[Start Given data]
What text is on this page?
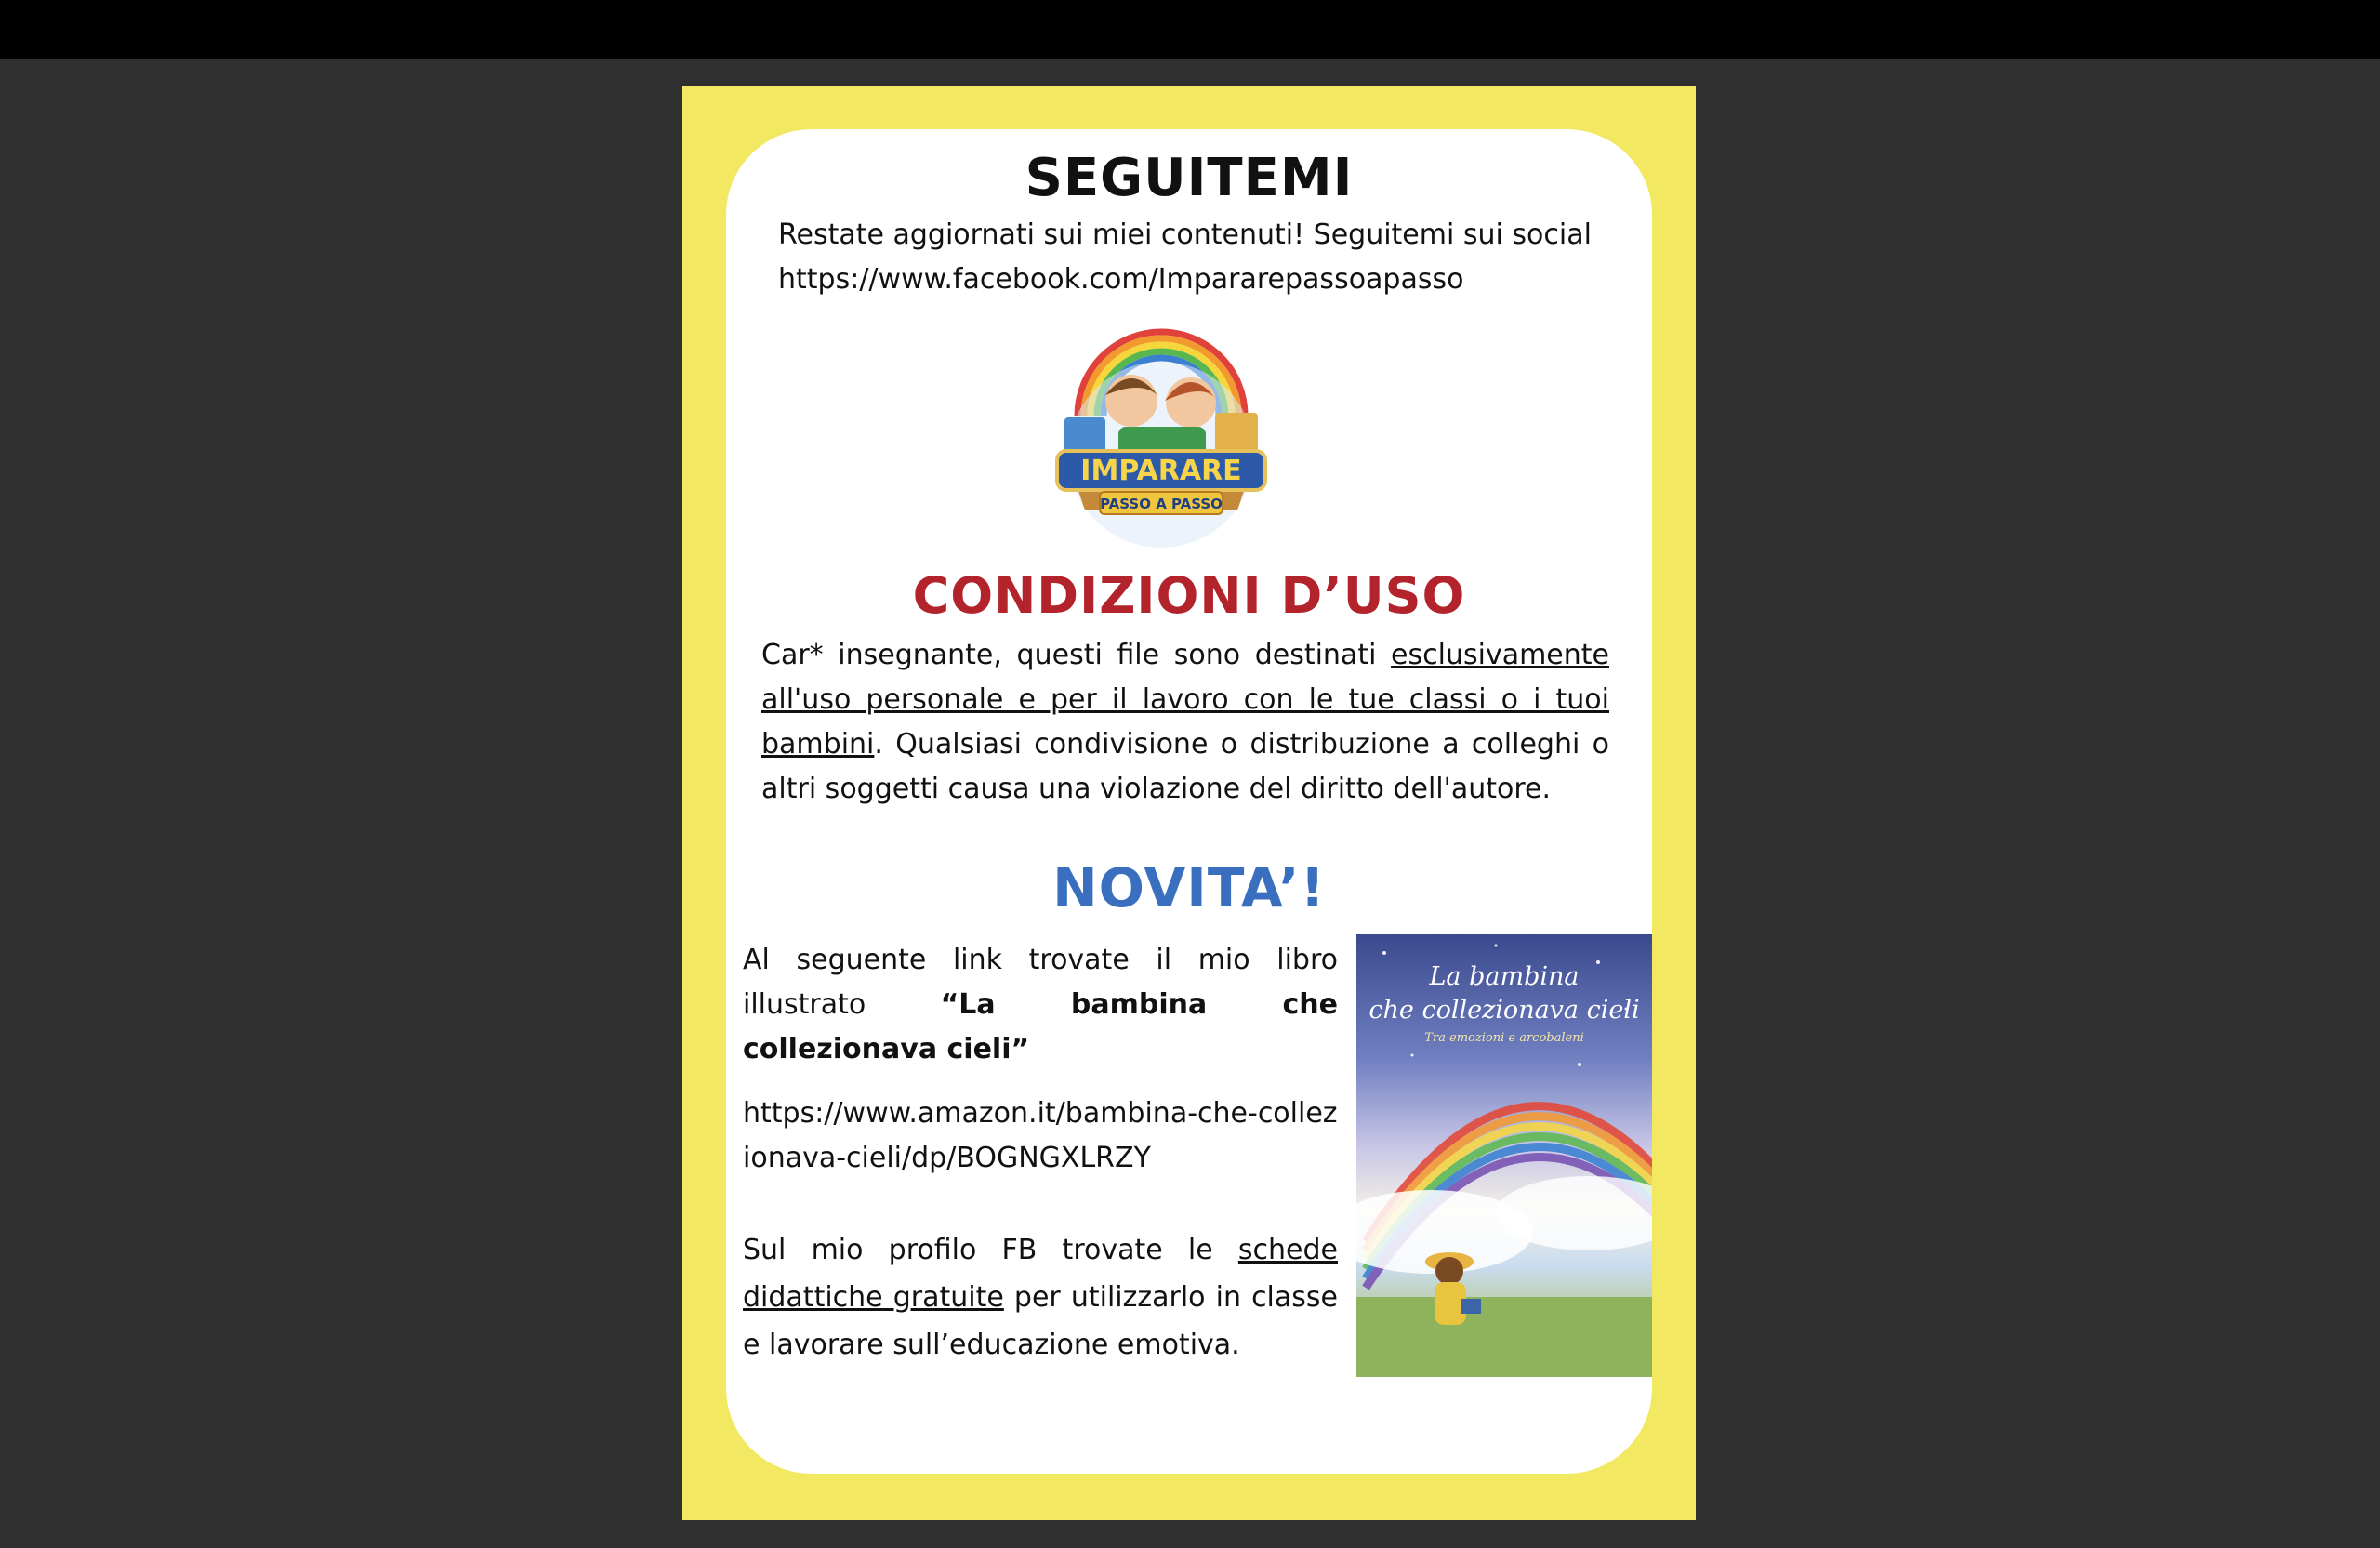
SEGUITEMI
Restate aggiornati sui miei contenuti! Seguitemi sui social
https://www.facebook.com/Impararepassoapasso
IMPARARE
PASSO A PASSO
CONDIZIONI D’USO

Car* insegnante, questi file sono destinati esclusivamente all'uso personale e per il lavoro con le tue classi o i tuoi bambini. Qualsiasi condivisione o distribuzione a colleghi o altri soggetti causa una violazione del diritto dell'autore.

NOVITA’!

Al seguente link trovate il mio libro illustrato “La bambina che collezionava cieli”

https://www.amazon.it/bambina-che-collezionava-cieli/dp/BOGNGXLRZY

Sul mio profilo FB trovate le schede didattiche gratuite per utilizzarlo in classe e lavorare sull’educazione emotiva.

La bambina
che collezionava cieli
Tra emozioni e arcobaleni
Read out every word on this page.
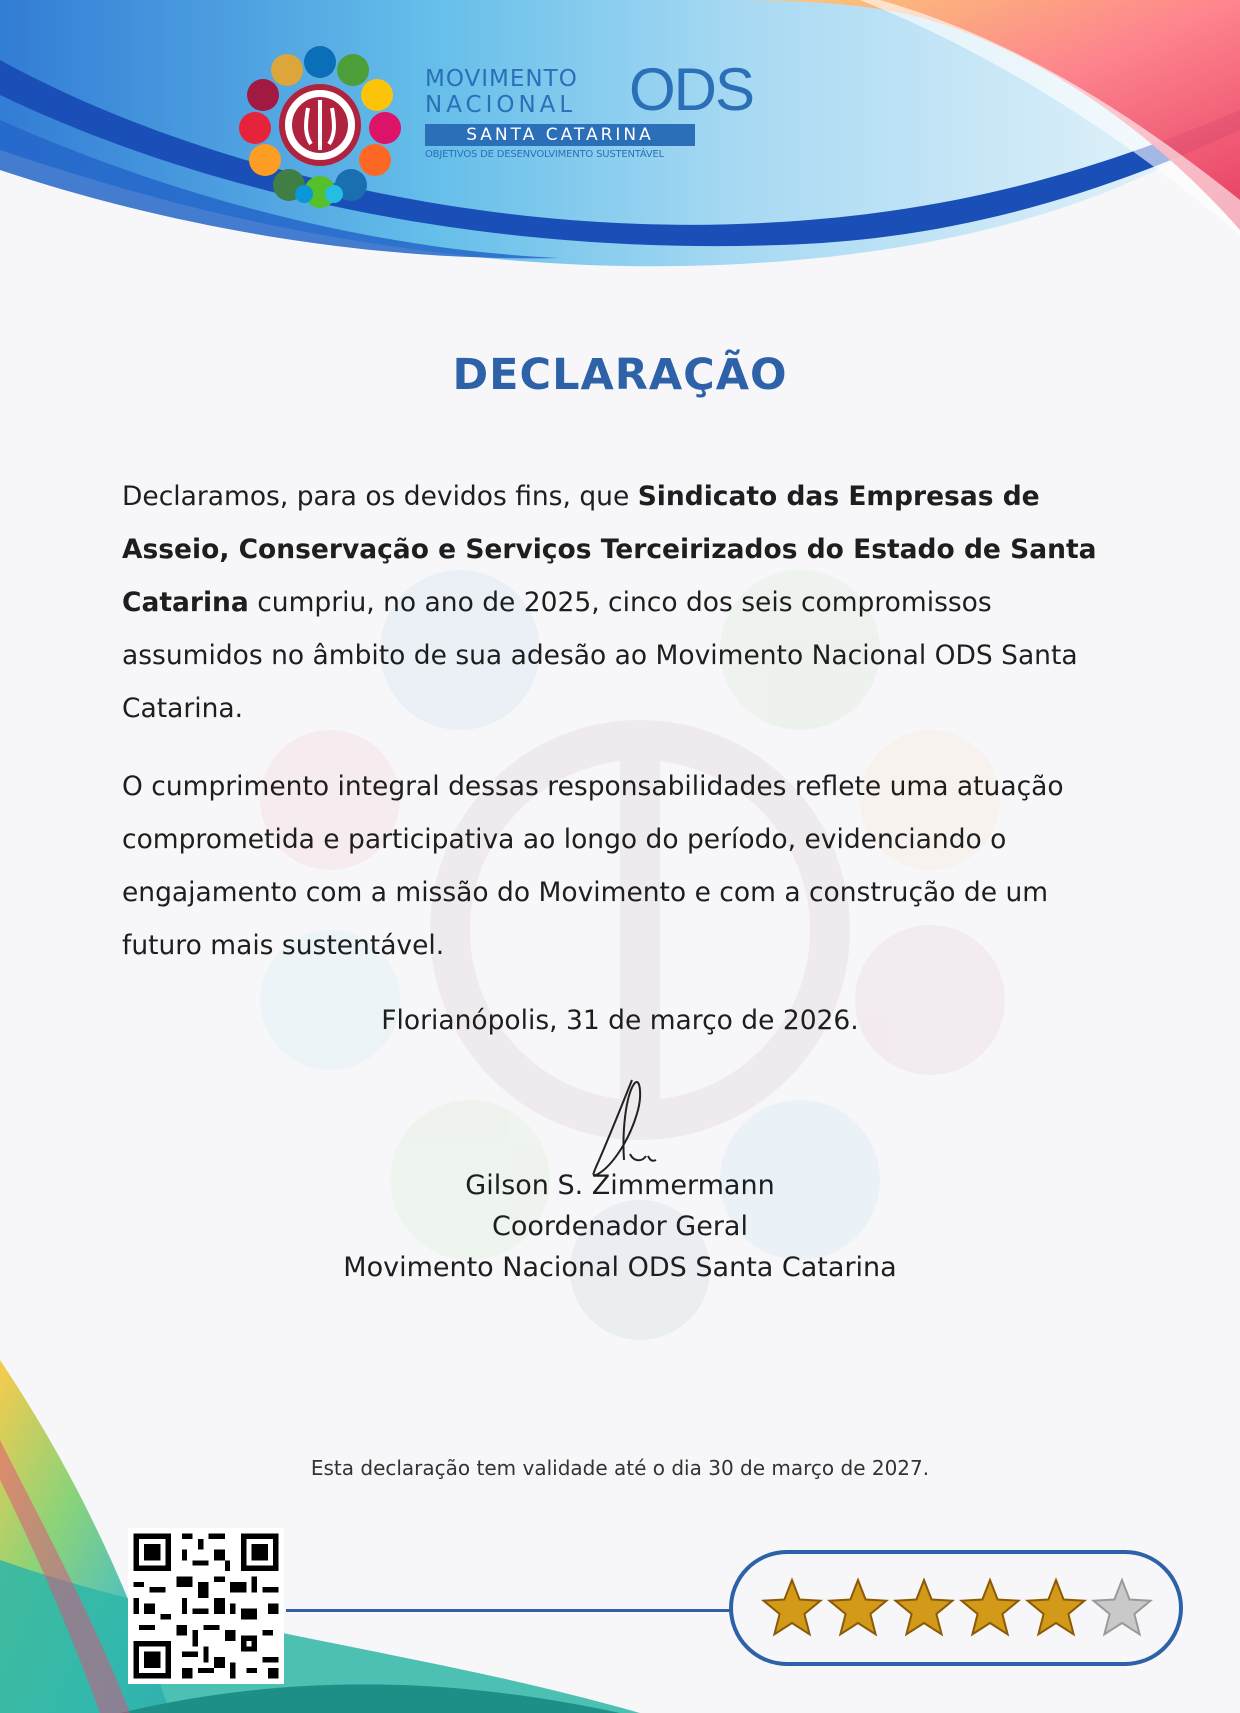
MOVIMENTO
NACIONAL ODS
SANTA CATARINA
OBJETIVOS DE DESENVOLVIMENTO SUSTENTÁVEL
DECLARAÇÃO
Declaramos, para os devidos fins, que Sindicato das Empresas de Asseio, Conservação e Serviços Terceirizados do Estado de Santa Catarina cumpriu, no ano de 2025, cinco dos seis compromissos assumidos no âmbito de sua adesão ao Movimento Nacional ODS Santa Catarina.
O cumprimento integral dessas responsabilidades reflete uma atuação comprometida e participativa ao longo do período, evidenciando o engajamento com a missão do Movimento e com a construção de um futuro mais sustentável.
Florianópolis, 31 de março de 2026.
Gilson S. Zimmermann
Coordenador Geral
Movimento Nacional ODS Santa Catarina
Esta declaração tem validade até o dia 30 de março de 2027.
[End Given data]
== What is asked ==
Reproduce the listing exactly. Leave its pictures out.

== Solution to this task ==
What text is on this page?
SEGUITEMI
Restate aggiornati sui miei contenuti! Seguitemi sui social
https://www.facebook.com/Impararepassoapasso
IMPARARE
PASSO A PASSO
CONDIZIONI D’USO

Car* insegnante, questi file sono destinati esclusivamente all'uso personale e per il lavoro con le tue classi o i tuoi bambini. Qualsiasi condivisione o distribuzione a colleghi o altri soggetti causa una violazione del diritto dell'autore.

NOVITA’!

Al seguente link trovate il mio libro illustrato “La bambina che collezionava cieli”

https://www.amazon.it/bambina-che-collezionava-cieli/dp/BOGNGXLRZY

Sul mio profilo FB trovate le schede didattiche gratuite per utilizzarlo in classe e lavorare sull’educazione emotiva.

La bambina
che collezionava cieli
Tra emozioni e arcobaleni
Read out every word on this page.
MOVIMENTO
NACIONAL ODS
SANTA CATARINA
OBJETIVOS DE DESENVOLVIMENTO SUSTENTÁVEL
DECLARAÇÃO
Declaramos, para os devidos fins, que Sindicato das Empresas de Asseio, Conservação e Serviços Terceirizados do Estado de Santa Catarina cumpriu, no ano de 2025, cinco dos seis compromissos assumidos no âmbito de sua adesão ao Movimento Nacional ODS Santa Catarina.
O cumprimento integral dessas responsabilidades reflete uma atuação comprometida e participativa ao longo do período, evidenciando o engajamento com a missão do Movimento e com a construção de um futuro mais sustentável.
Florianópolis, 31 de março de 2026.
Gilson S. Zimmermann
Coordenador Geral
Movimento Nacional ODS Santa Catarina
Esta declaração tem validade até o dia 30 de março de 2027.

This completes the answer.